═══ Source passage
NeuroSense’s CMC earn FDA OK ahead of PrimeC Phase 3 trial
Results from Phase 2b PARADIGM trial expected next month
The U.S. Food and Drug Administration (FDA) has signed off on the chemistry, manufacturing, and controls (CMC) clinical development plan for NeuroSense Therapeutics‘ lead candidate for amyotrophic lateral sclerosis (ALS) ahead of a planned Phase 3 study.
The Phase 3 trial of PrimeC is due to start in 2024 pending positive results from the company’s ongoing PARADIGM Phase 2b clinical trial (NCT05357950), whose results are expected in December. CMC refers to the manufacturing practices and product specifications that must be followed and met to ensure product safety and consistency between batches.
“This confirmation from the FDA of our CMC strategy for a future pivotal Phase 3 clinical trial and commercial launch of PrimeC in the treatment of ALS marks a critical milestone in our drug development program,” Alon Ben-Noon, CEO of NeuroSense, said in a company press release. “It sets the stage for a smooth transition, particularly as we anticipate clinical efficacy top-line results (secondary endpoints) from our Phase 2b trial very soon.”
PrimeC is an oral, fixed-dose combination of ciprofloxacin, an antibiotic, and celecoxib, an anti-inflammatory. Both are approved in the U.S. for other indications. The compound’s combined action would block key mechanisms in ALS to slow disease progression.
What is PARADIGM trial assessing?
An initial formulation of PrimeC was deemed safe and well tolerated, in a Phase 2a clinical trial (NCT04165850) with 15 ALS patients. After treatment, patients saw a slower decline in their functional and respiratory abilities over a historical group of untreated patients. Key ALS blood biomarkers, particularly TDP-43, also were reduced.
PARADIGM is assessing the safety and effectiveness of a longer-acting formulation of PrimeC, which would release the medications over time, requiring less frequent dosing.
A total of 69 ALS patients from Canada, Italy, and Israel were randomly assigned to a placebo or PrimeC for six months, while continuing with their standard ALS treatments. PrimeC was given at a total daily dose of 1,496 mg, taken as two tablets twice daily.
The trial will also measure PrimeC’s impact on key ALS blood biomarkers, TDP-43 and prostaglandin J2. Changes in functional disability, assessed by the ALS Functional Rating Scale-Revised (ALSFRS-R), as well as lung health, quality of life, and survival will also be assessed.
After completing six months of treatment in the trial’s randomized part, most patients (96%) joined an open label extension, where they are receiving PrimeC for a year.
The company plans to announce safety results and data from the trial’s secondary measures in December. Biomarker analyses, including those conducted in collaboration with Roche, are due in the first half of 2024.
══════
▶ **Exercise requirements**: Using the PrimeC news story above, say whether each statement agrees with it. Answer yes or no and quote the exact words that decide it: (a) PrimeC combines an antibiotic with an anti-inflammatory; (b) the Phase 2a trial of PrimeC enrolled 69 ALS patients; (c) the biomarker analyses from PARADIGM are due in December.
═══ Provided information
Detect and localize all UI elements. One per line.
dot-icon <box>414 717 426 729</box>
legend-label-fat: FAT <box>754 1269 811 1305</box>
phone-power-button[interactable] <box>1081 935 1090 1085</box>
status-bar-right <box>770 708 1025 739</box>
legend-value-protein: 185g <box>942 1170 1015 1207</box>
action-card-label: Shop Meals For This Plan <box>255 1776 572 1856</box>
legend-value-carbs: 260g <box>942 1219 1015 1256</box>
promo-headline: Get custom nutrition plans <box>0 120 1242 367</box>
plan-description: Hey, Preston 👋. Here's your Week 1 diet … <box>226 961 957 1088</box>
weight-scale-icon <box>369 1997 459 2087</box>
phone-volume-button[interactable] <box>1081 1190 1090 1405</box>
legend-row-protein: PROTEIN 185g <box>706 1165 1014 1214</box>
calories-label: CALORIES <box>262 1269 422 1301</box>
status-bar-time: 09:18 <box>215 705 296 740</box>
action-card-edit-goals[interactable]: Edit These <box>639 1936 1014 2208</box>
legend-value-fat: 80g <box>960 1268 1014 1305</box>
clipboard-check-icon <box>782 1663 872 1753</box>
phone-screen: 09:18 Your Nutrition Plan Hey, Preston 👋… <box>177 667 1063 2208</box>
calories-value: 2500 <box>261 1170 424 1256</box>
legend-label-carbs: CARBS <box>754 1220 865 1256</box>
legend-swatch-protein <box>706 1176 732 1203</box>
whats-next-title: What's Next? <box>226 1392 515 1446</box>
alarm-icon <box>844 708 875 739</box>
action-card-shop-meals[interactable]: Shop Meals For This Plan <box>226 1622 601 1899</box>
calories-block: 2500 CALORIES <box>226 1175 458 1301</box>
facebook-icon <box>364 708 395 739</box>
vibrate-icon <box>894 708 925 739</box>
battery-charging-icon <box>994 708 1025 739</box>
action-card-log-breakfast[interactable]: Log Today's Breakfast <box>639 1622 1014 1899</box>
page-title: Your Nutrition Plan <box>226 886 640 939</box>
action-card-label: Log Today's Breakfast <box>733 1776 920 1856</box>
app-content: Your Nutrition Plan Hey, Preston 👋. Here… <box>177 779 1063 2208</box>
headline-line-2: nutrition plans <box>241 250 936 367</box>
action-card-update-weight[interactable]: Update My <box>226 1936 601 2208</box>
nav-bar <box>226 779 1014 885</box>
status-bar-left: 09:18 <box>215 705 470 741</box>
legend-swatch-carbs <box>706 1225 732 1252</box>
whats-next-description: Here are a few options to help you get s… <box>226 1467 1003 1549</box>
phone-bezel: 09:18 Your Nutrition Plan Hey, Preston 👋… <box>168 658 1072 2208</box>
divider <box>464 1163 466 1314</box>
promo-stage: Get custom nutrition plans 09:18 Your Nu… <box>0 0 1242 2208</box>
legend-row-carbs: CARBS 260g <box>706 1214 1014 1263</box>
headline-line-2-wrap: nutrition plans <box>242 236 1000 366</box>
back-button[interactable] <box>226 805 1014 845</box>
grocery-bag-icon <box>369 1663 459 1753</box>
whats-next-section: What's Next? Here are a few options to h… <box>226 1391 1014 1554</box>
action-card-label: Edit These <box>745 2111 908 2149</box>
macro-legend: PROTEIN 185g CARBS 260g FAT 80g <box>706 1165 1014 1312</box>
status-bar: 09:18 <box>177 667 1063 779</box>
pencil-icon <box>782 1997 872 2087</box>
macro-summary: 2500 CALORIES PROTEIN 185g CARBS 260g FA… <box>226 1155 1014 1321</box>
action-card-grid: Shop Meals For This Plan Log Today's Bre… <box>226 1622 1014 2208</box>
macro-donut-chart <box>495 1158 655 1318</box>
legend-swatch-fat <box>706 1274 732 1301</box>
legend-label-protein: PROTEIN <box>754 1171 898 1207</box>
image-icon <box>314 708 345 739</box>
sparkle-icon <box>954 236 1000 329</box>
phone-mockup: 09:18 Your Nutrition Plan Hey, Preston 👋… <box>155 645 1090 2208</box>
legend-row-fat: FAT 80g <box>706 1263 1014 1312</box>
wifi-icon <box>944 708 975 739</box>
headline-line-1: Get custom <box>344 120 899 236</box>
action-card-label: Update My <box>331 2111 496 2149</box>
══════
▶ **Exercise response**:
(a) Yes: "PrimeC is an oral, fixed-dose combination of ciprofloxacin, an antibiotic, and celecoxib, an anti-inflammatory."
(b) No: "in a Phase 2a clinical trial (NCT04165850) with 15 ALS patients"
(c) No: "Biomarker analyses, including those conducted in collaboration with Roche, are due in the first half of 2024."